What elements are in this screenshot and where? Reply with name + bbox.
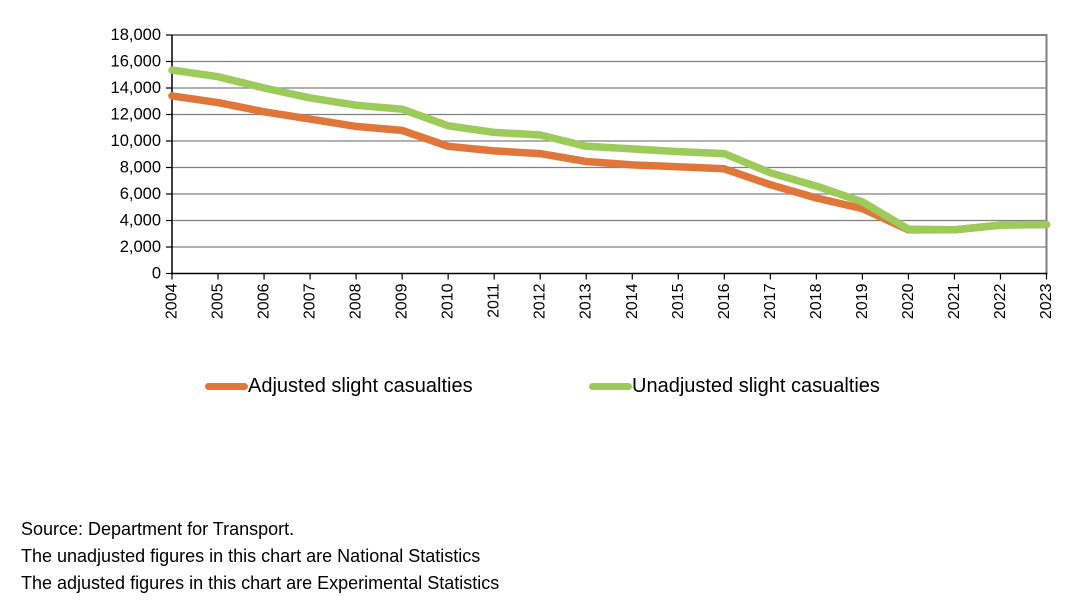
adjusted-series-swatch-icon [205, 382, 248, 390]
unadjusted-series-swatch-icon [589, 382, 632, 390]
y-axis-tick-label: 6,000 [120, 185, 161, 203]
y-axis-tick-label: 0 [152, 265, 161, 283]
x-axis-tick-label: 2022 [992, 283, 1009, 319]
x-axis-tick-label: 2009 [394, 283, 411, 319]
source-notes: Source: Department for Transport. The un… [21, 516, 499, 597]
x-axis-tick-label: 2023 [1038, 283, 1055, 319]
casualties-line-chart: 0 2,000 4,000 6,000 8,000 10,000 12,000 14,000 1… [111, 26, 1055, 319]
y-axis-tick-label: 12,000 [111, 106, 161, 124]
legend-item-unadjusted: Unadjusted slight casualties [589, 372, 880, 400]
y-axis-tick-label: 2,000 [120, 238, 161, 256]
legend-item-adjusted: Adjusted slight casualties [205, 372, 473, 400]
legend-label-adjusted: Adjusted slight casualties [248, 375, 473, 397]
chart-legend: Adjusted slight casualties Unadjusted sl… [0, 372, 1068, 400]
y-axis-tick-label: 16,000 [111, 53, 161, 71]
x-axis-tick-label: 2011 [486, 283, 503, 318]
x-axis-tick-label: 2005 [210, 283, 227, 319]
x-axis-tick-label: 2012 [532, 283, 549, 319]
x-axis-tick-label: 2007 [302, 283, 319, 319]
x-axis-tick-label: 2020 [900, 283, 917, 319]
x-axis-tick-label: 2015 [670, 283, 687, 319]
x-axis-tick-label: 2006 [256, 283, 273, 319]
x-axis-tick-label: 2018 [808, 283, 825, 319]
legend-label-unadjusted: Unadjusted slight casualties [632, 375, 880, 397]
source-note-line: Source: Department for Transport. [21, 519, 295, 539]
source-note-line: The unadjusted figures in this chart are… [21, 546, 481, 566]
y-axis-tick-label: 8,000 [120, 159, 161, 177]
y-axis-tick-label: 4,000 [120, 212, 161, 230]
x-axis-tick-label: 2017 [762, 283, 779, 319]
adjusted-series-line [168, 92, 1051, 234]
source-note-line: The adjusted figures in this chart are E… [21, 573, 500, 593]
x-axis-tick-label: 2010 [440, 283, 457, 319]
x-axis-tick-label: 2021 [946, 283, 963, 319]
y-axis-tick-label: 18,000 [111, 26, 161, 44]
y-axis-tick-label: 10,000 [111, 132, 161, 150]
x-axis-tick-label: 2019 [854, 283, 871, 319]
unadjusted-series-line [168, 66, 1051, 234]
x-axis-tick-label: 2016 [716, 283, 733, 319]
x-axis-tick-label: 2014 [624, 283, 641, 319]
x-axis-tick-label: 2008 [348, 283, 365, 319]
x-axis-tick-label: 2004 [164, 283, 181, 319]
y-axis-tick-label: 14,000 [111, 79, 161, 97]
x-axis-tick-label: 2013 [578, 283, 595, 319]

= = =

Rewrite the lines above with every instance of "slight casualties" changed to "serious casualties" and nothing else altered, omitting the pictures.

What elements are in this screenshot and where? Reply with name + bbox.
adjusted-series-swatch-icon [205, 382, 248, 390]
unadjusted-series-swatch-icon [589, 382, 632, 390]
y-axis-tick-label: 6,000 [120, 185, 161, 203]
y-axis-tick-label: 0 [152, 265, 161, 283]
x-axis-tick-label: 2022 [992, 283, 1009, 319]
x-axis-tick-label: 2009 [394, 283, 411, 319]
source-notes: Source: Department for Transport. The un… [21, 516, 499, 597]
x-axis-tick-label: 2023 [1038, 283, 1055, 319]
casualties-line-chart: 0 2,000 4,000 6,000 8,000 10,000 12,000 14,000 1… [111, 26, 1055, 319]
y-axis-tick-label: 12,000 [111, 106, 161, 124]
legend-item-unadjusted: Unadjusted serious casualties [589, 372, 880, 400]
y-axis-tick-label: 2,000 [120, 238, 161, 256]
legend-item-adjusted: Adjusted serious casualties [205, 372, 473, 400]
legend-label-adjusted: Adjusted serious casualties [248, 375, 473, 397]
chart-legend: Adjusted serious casualties Unadjusted sl… [0, 372, 1068, 400]
y-axis-tick-label: 16,000 [111, 53, 161, 71]
x-axis-tick-label: 2011 [486, 283, 503, 318]
x-axis-tick-label: 2005 [210, 283, 227, 319]
x-axis-tick-label: 2012 [532, 283, 549, 319]
x-axis-tick-label: 2007 [302, 283, 319, 319]
x-axis-tick-label: 2020 [900, 283, 917, 319]
x-axis-tick-label: 2015 [670, 283, 687, 319]
x-axis-tick-label: 2006 [256, 283, 273, 319]
x-axis-tick-label: 2018 [808, 283, 825, 319]
legend-label-unadjusted: Unadjusted serious casualties [632, 375, 880, 397]
source-note-line: Source: Department for Transport. [21, 519, 295, 539]
source-note-line: The unadjusted figures in this chart are… [21, 546, 481, 566]
y-axis-tick-label: 8,000 [120, 159, 161, 177]
y-axis-tick-label: 4,000 [120, 212, 161, 230]
x-axis-tick-label: 2017 [762, 283, 779, 319]
adjusted-series-line [168, 92, 1051, 234]
source-note-line: The adjusted figures in this chart are E… [21, 573, 500, 593]
x-axis-tick-label: 2010 [440, 283, 457, 319]
x-axis-tick-label: 2021 [946, 283, 963, 319]
y-axis-tick-label: 18,000 [111, 26, 161, 44]
y-axis-tick-label: 10,000 [111, 132, 161, 150]
x-axis-tick-label: 2019 [854, 283, 871, 319]
unadjusted-series-line [168, 66, 1051, 234]
x-axis-tick-label: 2016 [716, 283, 733, 319]
x-axis-tick-label: 2014 [624, 283, 641, 319]
x-axis-tick-label: 2008 [348, 283, 365, 319]
x-axis-tick-label: 2004 [164, 283, 181, 319]
y-axis-tick-label: 14,000 [111, 79, 161, 97]
x-axis-tick-label: 2013 [578, 283, 595, 319]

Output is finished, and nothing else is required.